EXERCISE PROMPT
Write out every record in full, exactly as written, please.

(Collection entries)
________

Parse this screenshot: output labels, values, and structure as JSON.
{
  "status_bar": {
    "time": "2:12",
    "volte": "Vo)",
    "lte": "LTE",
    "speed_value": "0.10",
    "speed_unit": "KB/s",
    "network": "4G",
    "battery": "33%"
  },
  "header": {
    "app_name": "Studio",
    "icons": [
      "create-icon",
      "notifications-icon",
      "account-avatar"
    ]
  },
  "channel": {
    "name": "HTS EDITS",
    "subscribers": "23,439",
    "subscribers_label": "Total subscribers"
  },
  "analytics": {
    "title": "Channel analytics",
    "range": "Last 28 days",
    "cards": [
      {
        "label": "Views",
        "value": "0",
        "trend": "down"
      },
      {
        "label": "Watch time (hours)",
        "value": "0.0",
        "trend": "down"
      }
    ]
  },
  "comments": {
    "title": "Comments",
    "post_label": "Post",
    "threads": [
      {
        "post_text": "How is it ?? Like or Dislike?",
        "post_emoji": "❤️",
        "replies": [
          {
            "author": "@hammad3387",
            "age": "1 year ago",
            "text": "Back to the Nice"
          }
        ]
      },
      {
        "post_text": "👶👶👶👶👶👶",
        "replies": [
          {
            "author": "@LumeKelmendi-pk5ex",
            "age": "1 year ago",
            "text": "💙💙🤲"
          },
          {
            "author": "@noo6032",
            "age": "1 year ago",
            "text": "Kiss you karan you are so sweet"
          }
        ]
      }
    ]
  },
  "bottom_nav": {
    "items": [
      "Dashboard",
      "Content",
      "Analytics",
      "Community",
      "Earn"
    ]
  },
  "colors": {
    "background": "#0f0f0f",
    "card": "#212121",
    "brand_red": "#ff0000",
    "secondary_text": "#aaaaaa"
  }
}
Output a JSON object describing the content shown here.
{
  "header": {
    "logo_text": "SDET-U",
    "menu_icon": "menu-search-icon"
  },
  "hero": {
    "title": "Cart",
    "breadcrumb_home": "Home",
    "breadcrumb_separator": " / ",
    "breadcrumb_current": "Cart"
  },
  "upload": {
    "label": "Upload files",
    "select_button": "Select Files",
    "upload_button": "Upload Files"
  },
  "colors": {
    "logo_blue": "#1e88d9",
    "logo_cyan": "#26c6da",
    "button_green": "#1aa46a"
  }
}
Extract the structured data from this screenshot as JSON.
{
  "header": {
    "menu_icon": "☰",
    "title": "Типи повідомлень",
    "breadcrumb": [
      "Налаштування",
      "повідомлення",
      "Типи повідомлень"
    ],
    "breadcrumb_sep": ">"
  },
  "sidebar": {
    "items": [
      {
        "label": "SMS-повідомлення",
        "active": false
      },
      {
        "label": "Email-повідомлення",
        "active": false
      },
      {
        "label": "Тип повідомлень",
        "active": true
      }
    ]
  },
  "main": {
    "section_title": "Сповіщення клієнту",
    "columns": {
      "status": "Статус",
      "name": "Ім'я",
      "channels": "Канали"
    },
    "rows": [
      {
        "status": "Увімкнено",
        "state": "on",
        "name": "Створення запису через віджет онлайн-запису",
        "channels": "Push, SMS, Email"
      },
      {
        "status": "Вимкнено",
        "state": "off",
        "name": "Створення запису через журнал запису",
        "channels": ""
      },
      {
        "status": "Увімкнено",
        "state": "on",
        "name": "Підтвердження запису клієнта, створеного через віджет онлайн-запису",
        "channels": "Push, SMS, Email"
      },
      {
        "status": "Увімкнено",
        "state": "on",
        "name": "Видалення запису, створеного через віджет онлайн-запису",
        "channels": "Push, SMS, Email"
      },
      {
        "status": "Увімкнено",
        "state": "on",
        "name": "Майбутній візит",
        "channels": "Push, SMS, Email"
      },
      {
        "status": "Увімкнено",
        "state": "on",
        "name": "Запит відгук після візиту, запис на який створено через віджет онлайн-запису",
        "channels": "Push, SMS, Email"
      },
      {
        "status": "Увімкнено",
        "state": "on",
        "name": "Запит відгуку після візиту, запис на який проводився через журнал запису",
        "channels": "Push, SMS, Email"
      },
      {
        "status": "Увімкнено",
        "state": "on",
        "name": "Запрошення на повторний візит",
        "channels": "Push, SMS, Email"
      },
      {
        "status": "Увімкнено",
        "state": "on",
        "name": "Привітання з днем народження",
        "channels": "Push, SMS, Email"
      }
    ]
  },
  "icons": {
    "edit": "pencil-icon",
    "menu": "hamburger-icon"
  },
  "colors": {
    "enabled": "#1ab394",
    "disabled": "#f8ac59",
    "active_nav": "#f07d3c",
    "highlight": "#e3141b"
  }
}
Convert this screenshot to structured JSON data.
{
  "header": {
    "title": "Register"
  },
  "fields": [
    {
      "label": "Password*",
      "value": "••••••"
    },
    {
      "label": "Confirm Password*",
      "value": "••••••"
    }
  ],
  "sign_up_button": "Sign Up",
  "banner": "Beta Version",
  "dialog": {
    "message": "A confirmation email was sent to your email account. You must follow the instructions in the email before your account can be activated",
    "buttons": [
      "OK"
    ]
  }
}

________

EXPECTED ANSWER
Parse this screenshot: output labels, values, and structure as JSON.
{
  "status_bar": {
    "time": "2:12",
    "volte": "Vo)",
    "lte": "LTE",
    "speed_value": "0.10",
    "speed_unit": "KB/s",
    "network": "4G",
    "battery": "33%"
  },
  "header": {
    "app_name": "Studio",
    "icons": [
      "create-icon",
      "notifications-icon",
      "account-avatar"
    ]
  },
  "channel": {
    "name": "HTS EDITS",
    "subscribers": "23,439",
    "subscribers_label": "Total subscribers"
  },
  "analytics": {
    "title": "Channel analytics",
    "range": "Last 28 days",
    "cards": [
      {
        "label": "Views",
        "value": "0",
        "trend": "down"
      },
      {
        "label": "Watch time (hours)",
        "value": "0.0",
        "trend": "down"
      }
    ]
  },
  "comments": {
    "title": "Comments",
    "post_label": "Post",
    "threads": [
      {
        "post_text": "How is it ?? Like or Dislike?",
        "post_emoji": "❤️",
        "replies": [
          {
            "author": "@hammad3387",
            "age": "1 year ago",
            "text": "Back to the Nice"
          }
        ]
      },
      {
        "post_text": "👶👶👶👶👶👶",
        "replies": [
          {
            "author": "@LumeKelmendi-pk5ex",
            "age": "1 year ago",
            "text": "💙💙🤲"
          },
          {
            "author": "@noo6032",
            "age": "1 year ago",
            "text": "Kiss you karan you are so sweet"
          }
        ]
      }
    ]
  },
  "bottom_nav": {
    "items": [
      "Dashboard",
      "Content",
      "Analytics",
      "Community",
      "Earn"
    ]
  },
  "colors": {
    "background": "#0f0f0f",
    "card": "#212121",
    "brand_red": "#ff0000",
    "secondary_text": "#aaaaaa"
  }
}
Output a JSON object describing the content shown here.
{
  "header": {
    "logo_text": "SDET-U",
    "menu_icon": "menu-search-icon"
  },
  "hero": {
    "title": "Cart",
    "breadcrumb_home": "Home",
    "breadcrumb_separator": " / ",
    "breadcrumb_current": "Cart"
  },
  "upload": {
    "label": "Upload files",
    "select_button": "Select Files",
    "upload_button": "Upload Files"
  },
  "colors": {
    "logo_blue": "#1e88d9",
    "logo_cyan": "#26c6da",
    "button_green": "#1aa46a"
  }
}
Extract the structured data from this screenshot as JSON.
{
  "header": {
    "menu_icon": "☰",
    "title": "Типи повідомлень",
    "breadcrumb": [
      "Налаштування",
      "повідомлення",
      "Типи повідомлень"
    ],
    "breadcrumb_sep": ">"
  },
  "sidebar": {
    "items": [
      {
        "label": "SMS-повідомлення",
        "active": false
      },
      {
        "label": "Email-повідомлення",
        "active": false
      },
      {
        "label": "Тип повідомлень",
        "active": true
      }
    ]
  },
  "main": {
    "section_title": "Сповіщення клієнту",
    "columns": {
      "status": "Статус",
      "name": "Ім'я",
      "channels": "Канали"
    },
    "rows": [
      {
        "status": "Увімкнено",
        "state": "on",
        "name": "Створення запису через віджет онлайн-запису",
        "channels": "Push, SMS, Email"
      },
      {
        "status": "Вимкнено",
        "state": "off",
        "name": "Створення запису через журнал запису",
        "channels": ""
      },
      {
        "status": "Увімкнено",
        "state": "on",
        "name": "Підтвердження запису клієнта, створеного через віджет онлайн-запису",
        "channels": "Push, SMS, Email"
      },
      {
        "status": "Увімкнено",
        "state": "on",
        "name": "Видалення запису, створеного через віджет онлайн-запису",
        "channels": "Push, SMS, Email"
      },
      {
        "status": "Увімкнено",
        "state": "on",
        "name": "Майбутній візит",
        "channels": "Push, SMS, Email"
      },
      {
        "status": "Увімкнено",
        "state": "on",
        "name": "Запит відгук після візиту, запис на який створено через віджет онлайн-запису",
        "channels": "Push, SMS, Email"
      },
      {
        "status": "Увімкнено",
        "state": "on",
        "name": "Запит відгуку після візиту, запис на який проводився через журнал запису",
        "channels": "Push, SMS, Email"
      },
      {
        "status": "Увімкнено",
        "state": "on",
        "name": "Запрошення на повторний візит",
        "channels": "Push, SMS, Email"
      },
      {
        "status": "Увімкнено",
        "state": "on",
        "name": "Привітання з днем народження",
        "channels": "Push, SMS, Email"
      }
    ]
  },
  "icons": {
    "edit": "pencil-icon",
    "menu": "hamburger-icon"
  },
  "colors": {
    "enabled": "#1ab394",
    "disabled": "#f8ac59",
    "active_nav": "#f07d3c",
    "highlight": "#e3141b"
  }
}
Convert this screenshot to structured JSON data.
{
  "header": {
    "title": "Register"
  },
  "fields": [
    {
      "label": "Password*",
      "value": "••••••"
    },
    {
      "label": "Confirm Password*",
      "value": "••••••"
    }
  ],
  "sign_up_button": "Sign Up",
  "banner": "Beta Version",
  "dialog": {
    "message": "A confirmation email was sent to your email account. You must follow the instructions in the email before your account can be activated",
    "buttons": [
      "OK"
    ]
  }
}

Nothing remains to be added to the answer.